**What the task asks**
Filter the entries that follow, copying every line in which the word "page" appears.

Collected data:
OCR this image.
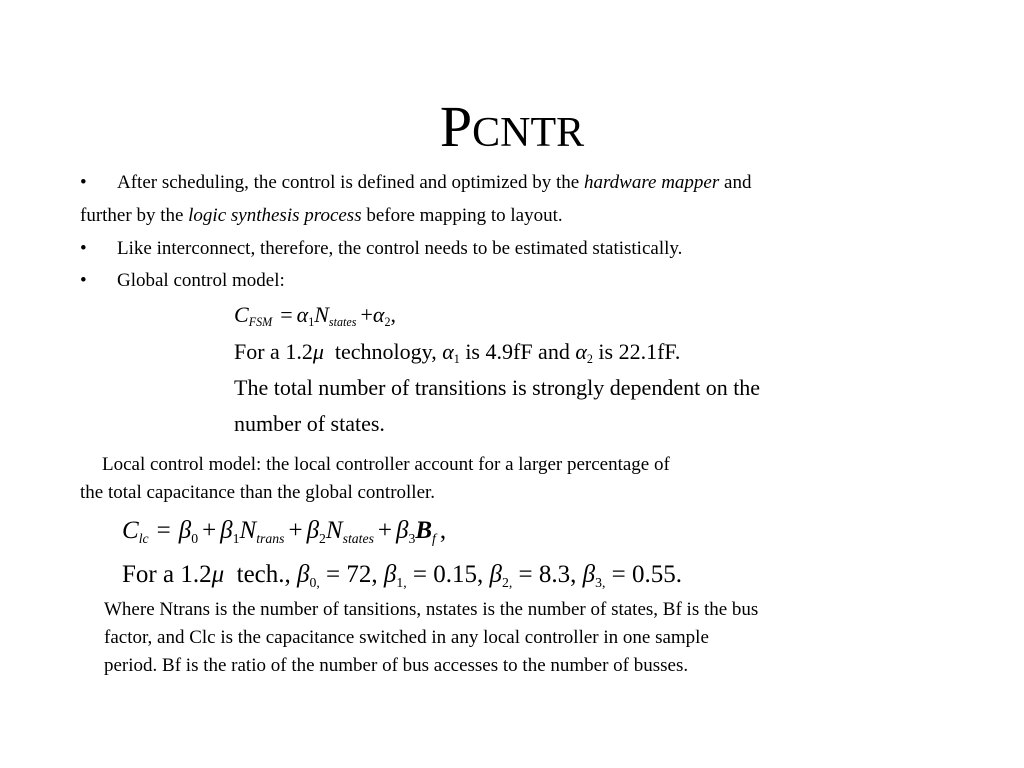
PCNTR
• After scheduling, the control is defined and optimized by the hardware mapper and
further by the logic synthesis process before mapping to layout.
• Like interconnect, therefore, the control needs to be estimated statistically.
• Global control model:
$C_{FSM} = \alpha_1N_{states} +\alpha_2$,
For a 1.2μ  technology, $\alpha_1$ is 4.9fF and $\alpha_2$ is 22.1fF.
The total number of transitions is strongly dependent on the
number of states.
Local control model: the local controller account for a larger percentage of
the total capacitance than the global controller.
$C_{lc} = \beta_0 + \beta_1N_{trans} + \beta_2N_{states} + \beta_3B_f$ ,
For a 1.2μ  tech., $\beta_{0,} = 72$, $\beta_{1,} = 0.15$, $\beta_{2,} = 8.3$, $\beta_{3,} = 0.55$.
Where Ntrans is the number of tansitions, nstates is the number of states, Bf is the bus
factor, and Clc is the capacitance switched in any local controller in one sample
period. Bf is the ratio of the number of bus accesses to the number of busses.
...
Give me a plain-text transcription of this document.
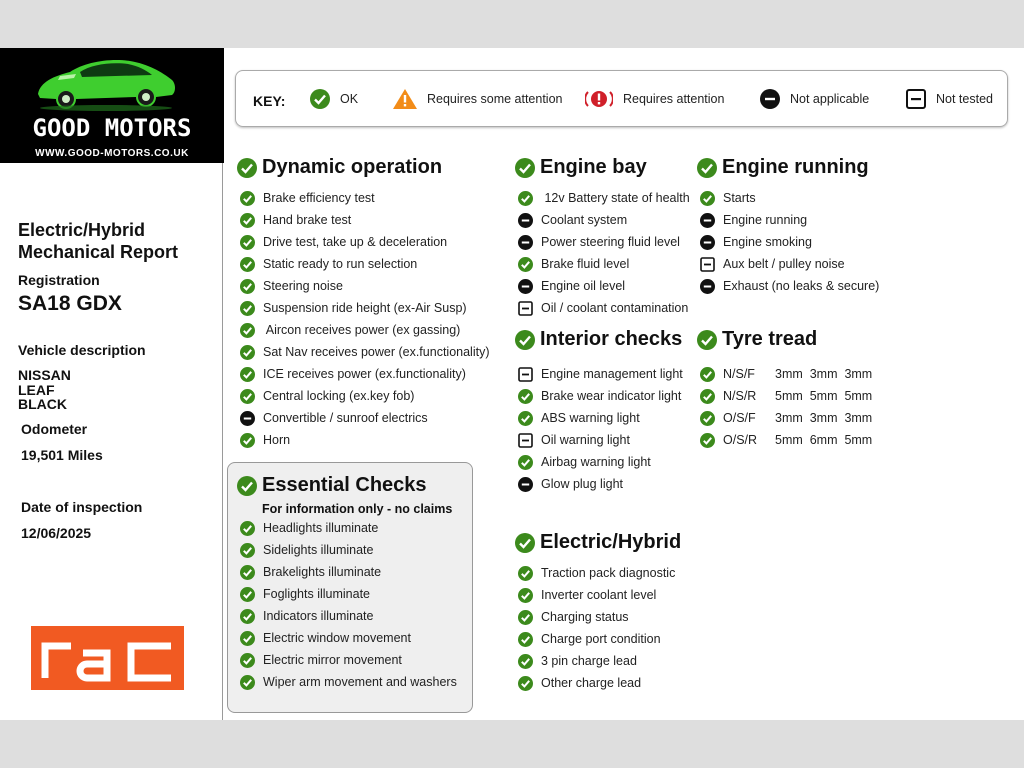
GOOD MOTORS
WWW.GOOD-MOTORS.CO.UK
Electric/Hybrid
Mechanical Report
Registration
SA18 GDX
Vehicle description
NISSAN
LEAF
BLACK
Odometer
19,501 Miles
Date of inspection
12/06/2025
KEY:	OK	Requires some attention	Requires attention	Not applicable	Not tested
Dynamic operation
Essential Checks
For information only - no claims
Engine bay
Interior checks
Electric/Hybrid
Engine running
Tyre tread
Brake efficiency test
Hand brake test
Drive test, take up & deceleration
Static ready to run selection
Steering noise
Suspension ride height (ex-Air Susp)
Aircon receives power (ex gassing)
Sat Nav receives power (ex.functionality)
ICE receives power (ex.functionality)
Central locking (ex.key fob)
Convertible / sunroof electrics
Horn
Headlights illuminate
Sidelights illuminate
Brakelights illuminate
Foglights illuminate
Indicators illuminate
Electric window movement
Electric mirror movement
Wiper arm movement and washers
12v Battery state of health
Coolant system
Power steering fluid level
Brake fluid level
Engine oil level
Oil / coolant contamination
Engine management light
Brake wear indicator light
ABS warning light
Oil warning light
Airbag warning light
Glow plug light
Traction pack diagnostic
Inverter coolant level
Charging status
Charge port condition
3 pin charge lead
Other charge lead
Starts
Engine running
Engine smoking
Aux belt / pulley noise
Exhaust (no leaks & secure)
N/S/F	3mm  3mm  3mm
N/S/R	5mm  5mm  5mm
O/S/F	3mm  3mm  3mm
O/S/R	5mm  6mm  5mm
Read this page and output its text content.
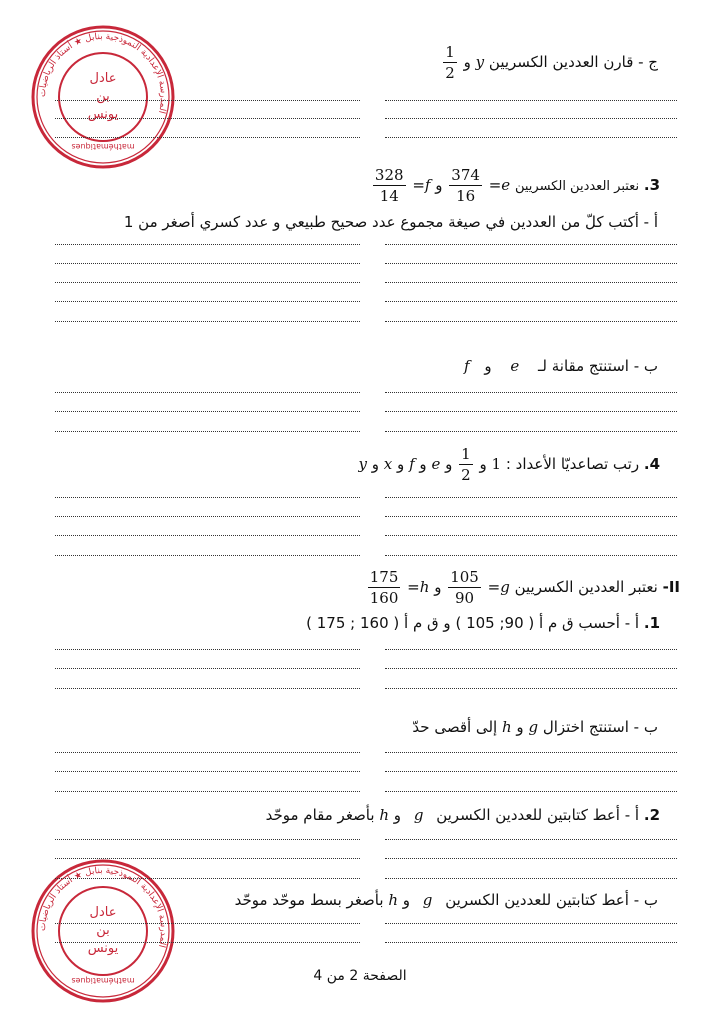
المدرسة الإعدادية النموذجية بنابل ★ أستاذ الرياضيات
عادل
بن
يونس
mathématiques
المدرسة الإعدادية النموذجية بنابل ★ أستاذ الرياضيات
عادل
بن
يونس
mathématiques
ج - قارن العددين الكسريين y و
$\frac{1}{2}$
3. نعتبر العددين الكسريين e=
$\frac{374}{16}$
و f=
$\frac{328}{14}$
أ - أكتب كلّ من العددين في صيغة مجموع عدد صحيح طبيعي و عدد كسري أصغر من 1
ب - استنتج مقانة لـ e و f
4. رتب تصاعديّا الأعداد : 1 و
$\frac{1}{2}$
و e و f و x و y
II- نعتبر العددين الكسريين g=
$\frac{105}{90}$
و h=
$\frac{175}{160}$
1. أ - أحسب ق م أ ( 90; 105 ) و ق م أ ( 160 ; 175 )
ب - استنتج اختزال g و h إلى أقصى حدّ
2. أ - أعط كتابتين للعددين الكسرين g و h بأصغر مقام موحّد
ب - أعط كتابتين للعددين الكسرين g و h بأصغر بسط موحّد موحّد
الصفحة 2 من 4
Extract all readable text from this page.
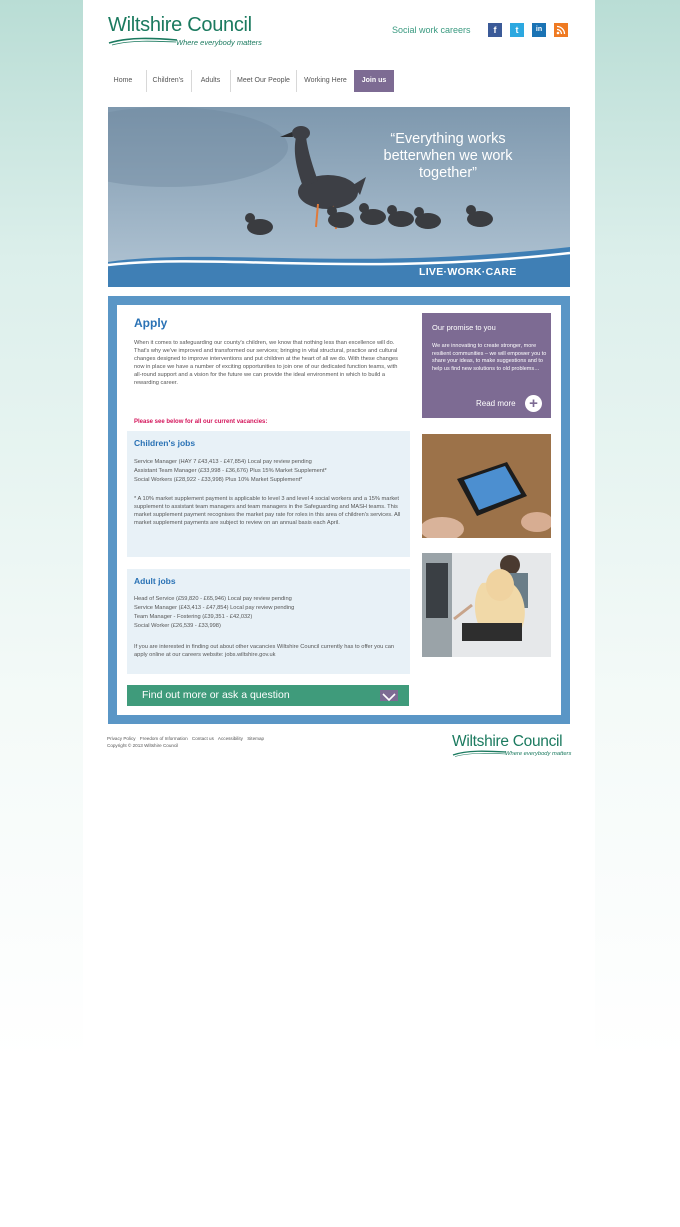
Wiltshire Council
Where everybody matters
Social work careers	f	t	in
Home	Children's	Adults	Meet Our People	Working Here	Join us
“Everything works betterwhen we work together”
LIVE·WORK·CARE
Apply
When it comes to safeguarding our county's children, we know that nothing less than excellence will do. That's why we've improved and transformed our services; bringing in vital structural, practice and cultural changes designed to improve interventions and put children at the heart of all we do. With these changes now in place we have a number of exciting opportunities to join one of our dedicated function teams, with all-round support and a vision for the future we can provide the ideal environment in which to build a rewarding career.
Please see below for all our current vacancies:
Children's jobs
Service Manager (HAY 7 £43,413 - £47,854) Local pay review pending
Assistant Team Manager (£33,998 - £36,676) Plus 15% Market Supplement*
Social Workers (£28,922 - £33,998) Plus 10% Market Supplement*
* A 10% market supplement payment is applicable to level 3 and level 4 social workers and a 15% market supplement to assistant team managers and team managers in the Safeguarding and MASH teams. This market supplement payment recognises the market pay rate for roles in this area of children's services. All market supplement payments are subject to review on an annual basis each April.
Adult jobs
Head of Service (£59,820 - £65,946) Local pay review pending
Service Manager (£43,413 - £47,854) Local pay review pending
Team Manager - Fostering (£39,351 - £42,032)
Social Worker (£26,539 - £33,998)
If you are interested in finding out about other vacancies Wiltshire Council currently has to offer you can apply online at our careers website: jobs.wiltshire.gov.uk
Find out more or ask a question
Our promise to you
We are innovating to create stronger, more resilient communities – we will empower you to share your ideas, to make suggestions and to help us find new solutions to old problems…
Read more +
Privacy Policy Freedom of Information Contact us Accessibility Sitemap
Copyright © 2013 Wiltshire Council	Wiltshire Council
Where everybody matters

**Solution to this problem**
Read this page and output its text content.
Extract all readable text from this page.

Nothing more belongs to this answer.